SHORT PROBLEM:
Extract every line of the material that holds the string "durant".

[Extracted records]
++++++++

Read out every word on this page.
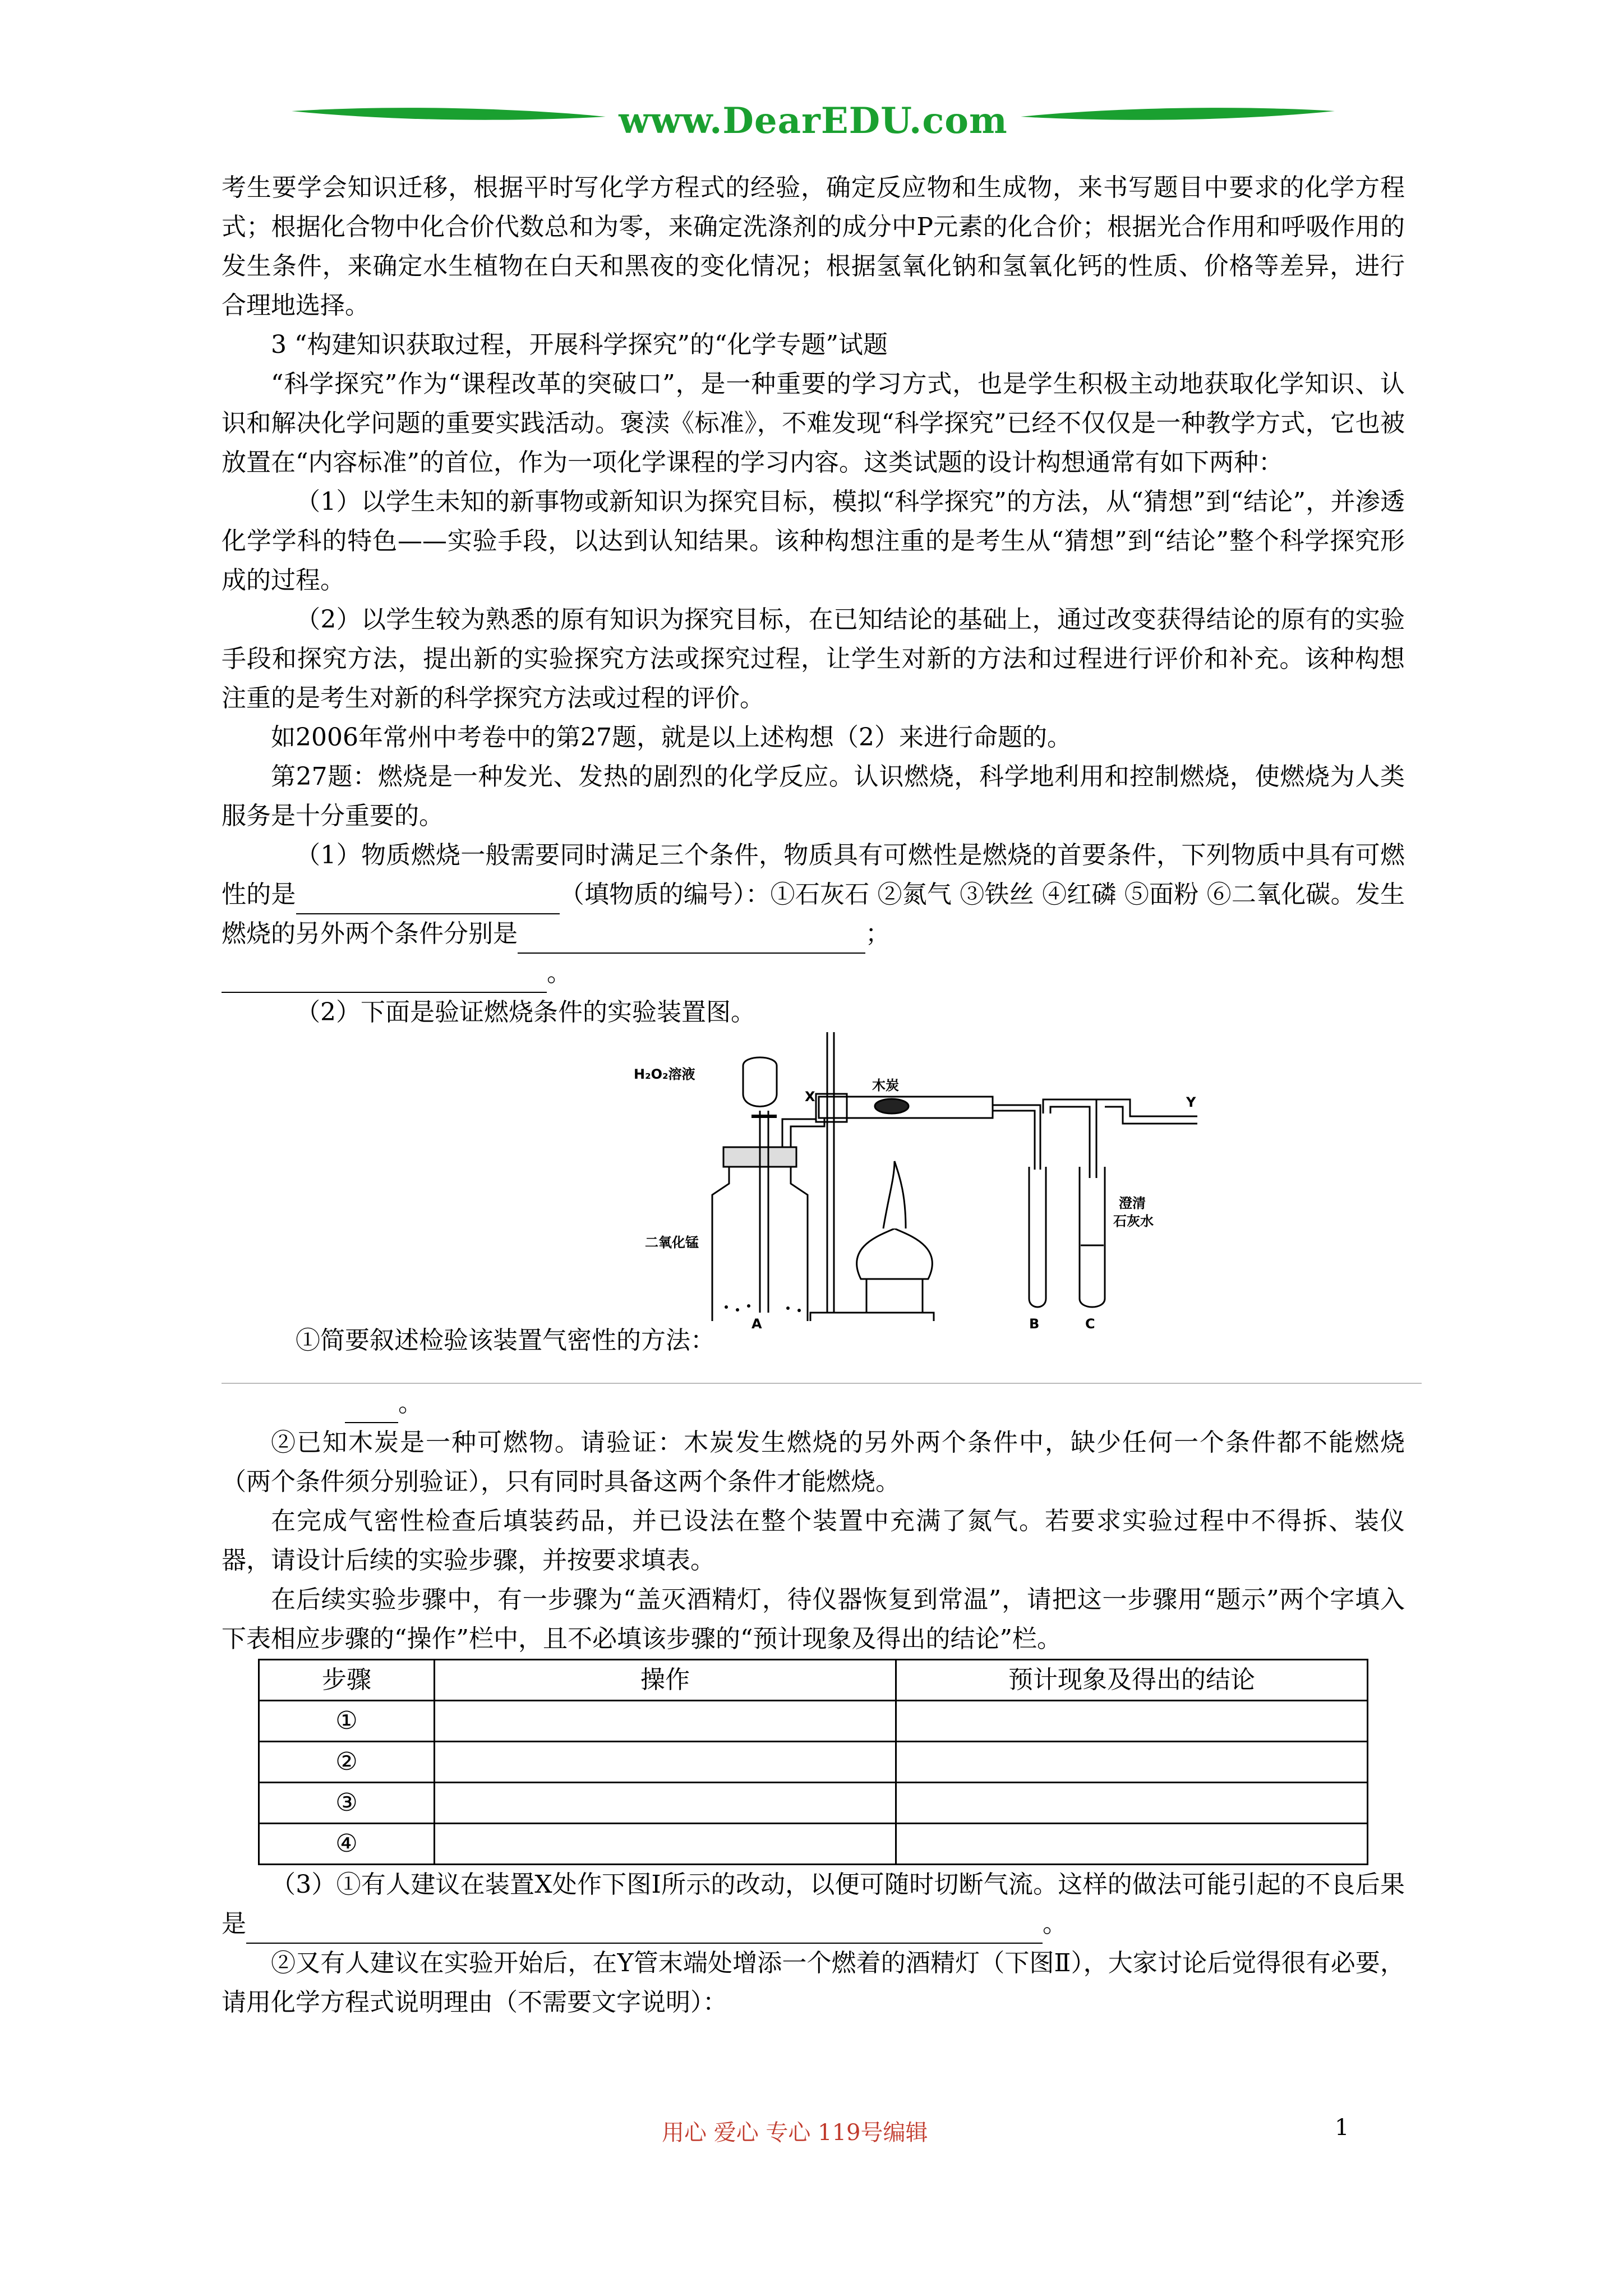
www.DearEDU.com

考生要学会知识迁移，根据平时写化学方程式的经验，确定反应物和生成物，来书写题目中要求的化学方程式；根据化合物中化合价代数总和为零，来确定洗涤剂的成分中P元素的化合价；根据光合作用和呼吸作用的发生条件，来确定水生植物在白天和黑夜的变化情况；根据氢氧化钠和氢氧化钙的性质、价格等差异，进行合理地选择。

3 “构建知识获取过程，开展科学探究”的“化学专题”试题

“科学探究”作为“课程改革的突破口”，是一种重要的学习方式，也是学生积极主动地获取化学知识、认识和解决化学问题的重要实践活动。褒渎《标准》，不难发现“科学探究”已经不仅仅是一种教学方式，它也被放置在“内容标准”的首位，作为一项化学课程的学习内容。这类试题的设计构想通常有如下两种：

（1）以学生未知的新事物或新知识为探究目标，模拟“科学探究”的方法，从“猜想”到“结论”，并渗透化学学科的特色——实验手段，以达到认知结果。该种构想注重的是考生从“猜想”到“结论”整个科学探究形成的过程。

（2）以学生较为熟悉的原有知识为探究目标，在已知结论的基础上，通过改变获得结论的原有的实验手段和探究方法，提出新的实验探究方法或探究过程，让学生对新的方法和过程进行评价和补充。该种构想注重的是考生对新的科学探究方法或过程的评价。

如2006年常州中考卷中的第27题，就是以上述构想（2）来进行命题的。

第27题：燃烧是一种发光、发热的剧烈的化学反应。认识燃烧，科学地利用和控制燃烧，使燃烧为人类服务是十分重要的。

（1）物质燃烧一般需要同时满足三个条件，物质具有可燃性是燃烧的首要条件，下列物质中具有可燃性的是	（填物质的编号）：①石灰石 ②氮气 ③铁丝 ④红磷 ⑤面粉 ⑥二氧化碳。发生燃烧的另外两个条件分别是	；
。

（2）下面是验证燃烧条件的实验装置图。

H₂O₂溶液
X
木炭
Y
二氧化锰
澄清
石灰水
A	B	C

①简要叙述检验该装置气密性的方法：

。

②已知木炭是一种可燃物。请验证：木炭发生燃烧的另外两个条件中，缺少任何一个条件都不能燃烧（两个条件须分别验证），只有同时具备这两个条件才能燃烧。

在完成气密性检查后填装药品，并已设法在整个装置中充满了氮气。若要求实验过程中不得拆、装仪器，请设计后续的实验步骤，并按要求填表。

在后续实验步骤中，有一步骤为“盖灭酒精灯，待仪器恢复到常温”，请把这一步骤用“题示”两个字填入下表相应步骤的“操作”栏中，且不必填该步骤的“预计现象及得出的结论”栏。

步骤	操作	预计现象及得出的结论
①		
②		
③		
④		

（3）①有人建议在装置X处作下图Ⅰ所示的改动，以便可随时切断气流。这样的做法可能引起的不良后果是	。

②又有人建议在实验开始后，在Y管末端处增添一个燃着的酒精灯（下图Ⅱ），大家讨论后觉得很有必要，请用化学方程式说明理由（不需要文字说明）：

用心 爱心 专心 119号编辑	1
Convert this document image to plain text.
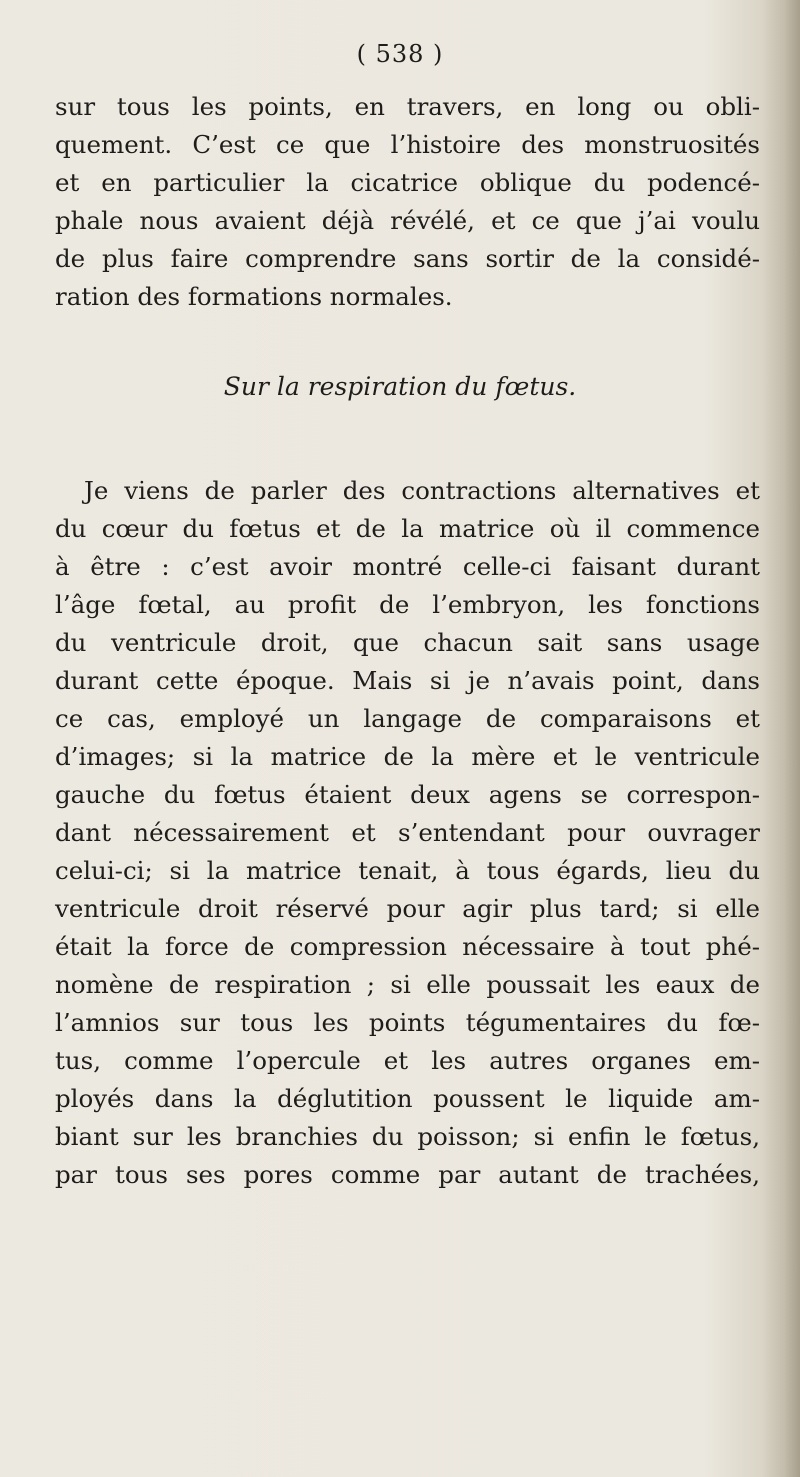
( 538 )
sur tous les points, en travers, en long ou obli-
quement. C’est ce que l’histoire des monstruosités
et en particulier la cicatrice oblique du podencé-
phale nous avaient déjà révélé, et ce que j’ai voulu
de plus faire comprendre sans sortir de la considé-
ration des formations normales.
Sur la respiration du fœtus.
Je viens de parler des contractions alternatives et
du cœur du fœtus et de la matrice où il commence
à être : c’est avoir montré celle-ci faisant durant
l’âge fœtal, au profit de l’embryon, les fonctions
du ventricule droit, que chacun sait sans usage
durant cette époque. Mais si je n’avais point, dans
ce cas, employé un langage de comparaisons et
d’images; si la matrice de la mère et le ventricule
gauche du fœtus étaient deux agens se correspon-
dant nécessairement et s’entendant pour ouvrager
celui-ci; si la matrice tenait, à tous égards, lieu du
ventricule droit réservé pour agir plus tard; si elle
était la force de compression nécessaire à tout phé-
nomène de respiration ; si elle poussait les eaux de
l’amnios sur tous les points tégumentaires du fœ-
tus, comme l’opercule et les autres organes em-
ployés dans la déglutition poussent le liquide am-
biant sur les branchies du poisson; si enfin le fœtus,
par tous ses pores comme par autant de trachées,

++++++++

EXERCISE RESULT:
à être : c’est avoir montré celle-ci faisant durant
durant cette époque. Mais si je n’avais point, dans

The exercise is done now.